[Stored items]
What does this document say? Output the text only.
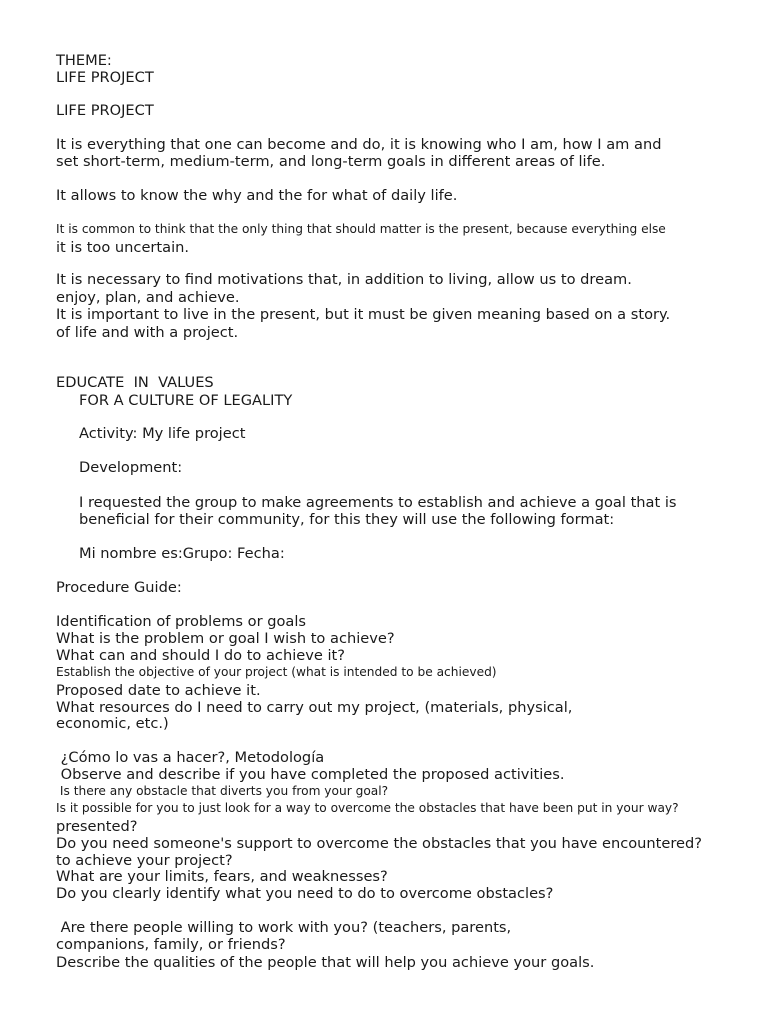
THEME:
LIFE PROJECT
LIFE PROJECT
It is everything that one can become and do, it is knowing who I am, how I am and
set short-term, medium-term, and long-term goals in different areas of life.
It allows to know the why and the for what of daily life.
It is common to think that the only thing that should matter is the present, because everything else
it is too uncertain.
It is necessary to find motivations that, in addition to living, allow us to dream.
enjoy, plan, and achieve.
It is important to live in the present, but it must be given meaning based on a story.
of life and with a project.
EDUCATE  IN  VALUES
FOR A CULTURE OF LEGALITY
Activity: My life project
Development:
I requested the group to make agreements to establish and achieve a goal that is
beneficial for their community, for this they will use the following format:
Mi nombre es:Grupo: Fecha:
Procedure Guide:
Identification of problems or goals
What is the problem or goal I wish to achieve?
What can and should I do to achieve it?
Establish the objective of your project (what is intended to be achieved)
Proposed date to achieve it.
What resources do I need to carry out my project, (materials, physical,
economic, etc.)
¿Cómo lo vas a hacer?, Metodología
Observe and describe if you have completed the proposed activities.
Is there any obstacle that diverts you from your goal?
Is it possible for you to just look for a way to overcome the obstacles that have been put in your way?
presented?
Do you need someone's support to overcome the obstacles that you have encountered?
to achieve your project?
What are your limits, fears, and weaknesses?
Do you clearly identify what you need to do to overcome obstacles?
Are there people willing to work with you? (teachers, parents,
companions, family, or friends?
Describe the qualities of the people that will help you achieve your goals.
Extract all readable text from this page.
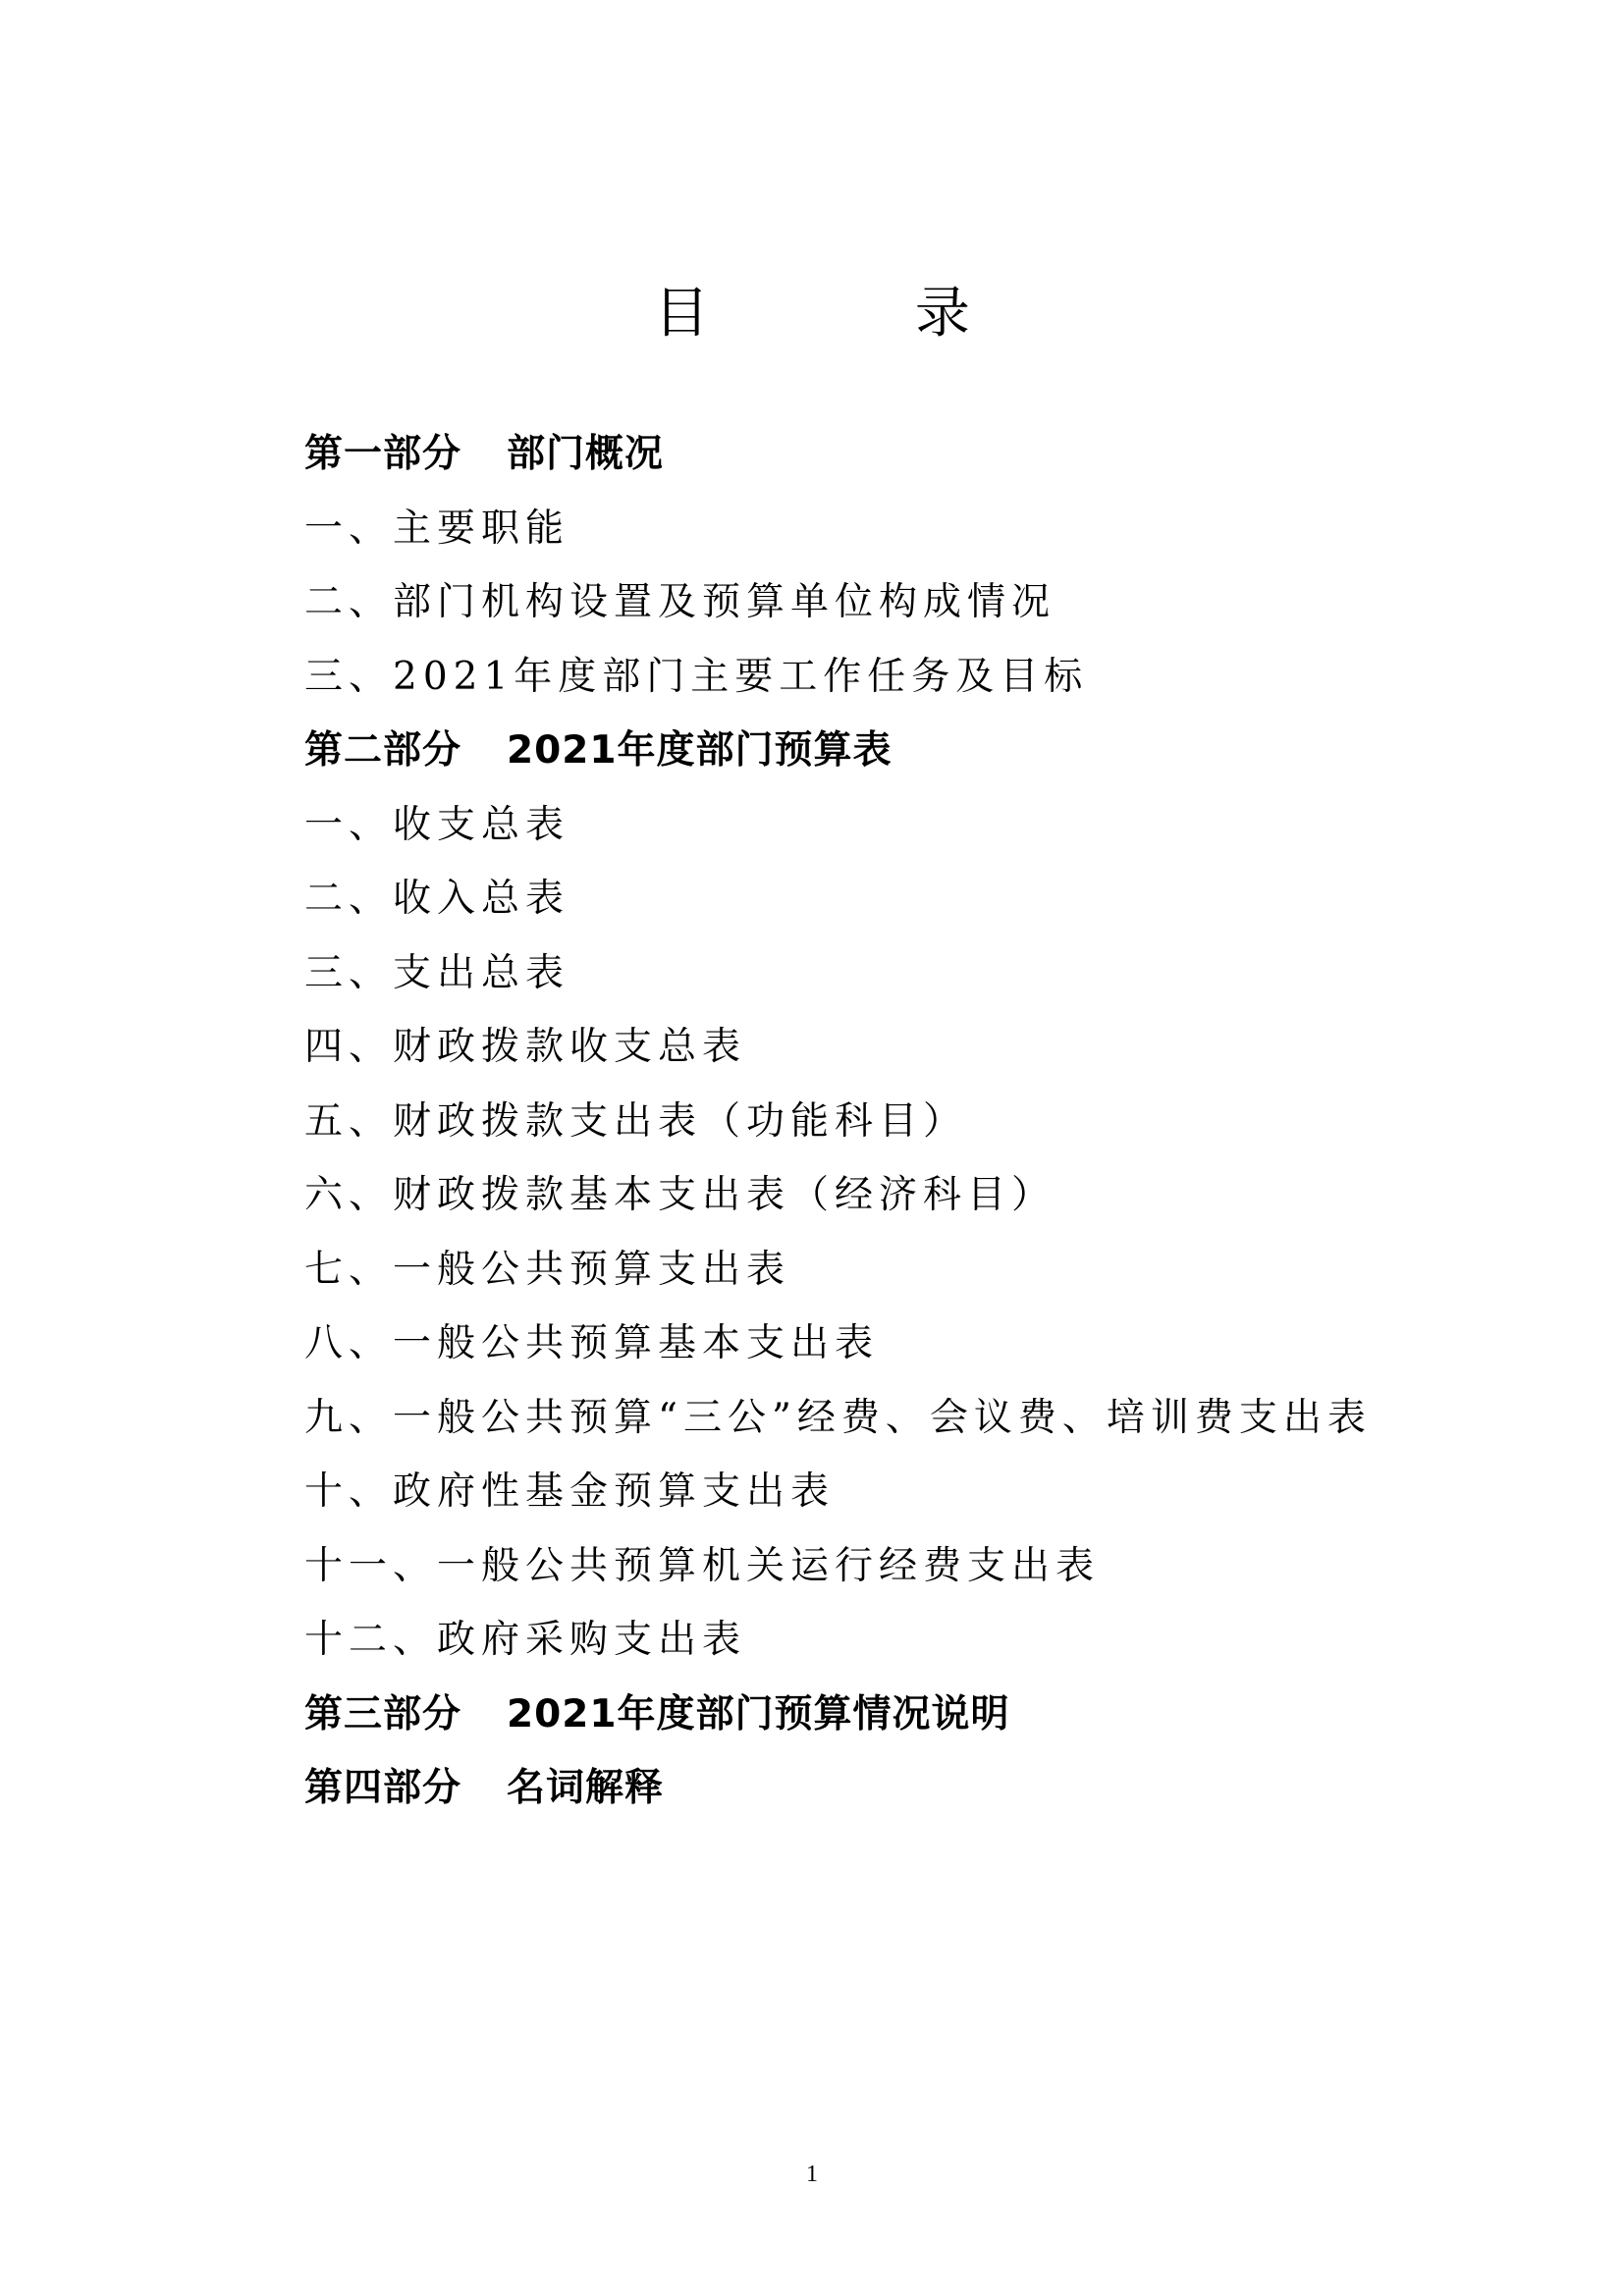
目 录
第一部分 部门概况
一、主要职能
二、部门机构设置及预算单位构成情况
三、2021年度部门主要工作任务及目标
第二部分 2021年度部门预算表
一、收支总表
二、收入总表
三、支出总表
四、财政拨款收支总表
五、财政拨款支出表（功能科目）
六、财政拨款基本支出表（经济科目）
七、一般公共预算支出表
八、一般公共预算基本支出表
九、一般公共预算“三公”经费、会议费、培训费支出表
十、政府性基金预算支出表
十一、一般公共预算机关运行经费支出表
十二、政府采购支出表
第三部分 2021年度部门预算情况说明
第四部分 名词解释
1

**Written request**
Find and copy every line in the entries above where the string "everything" occurs.

**Exercise answer**
It is everything that one can become and do, it is knowing who I am, how I am and
It is common to think that the only thing that should matter is the present, because everything else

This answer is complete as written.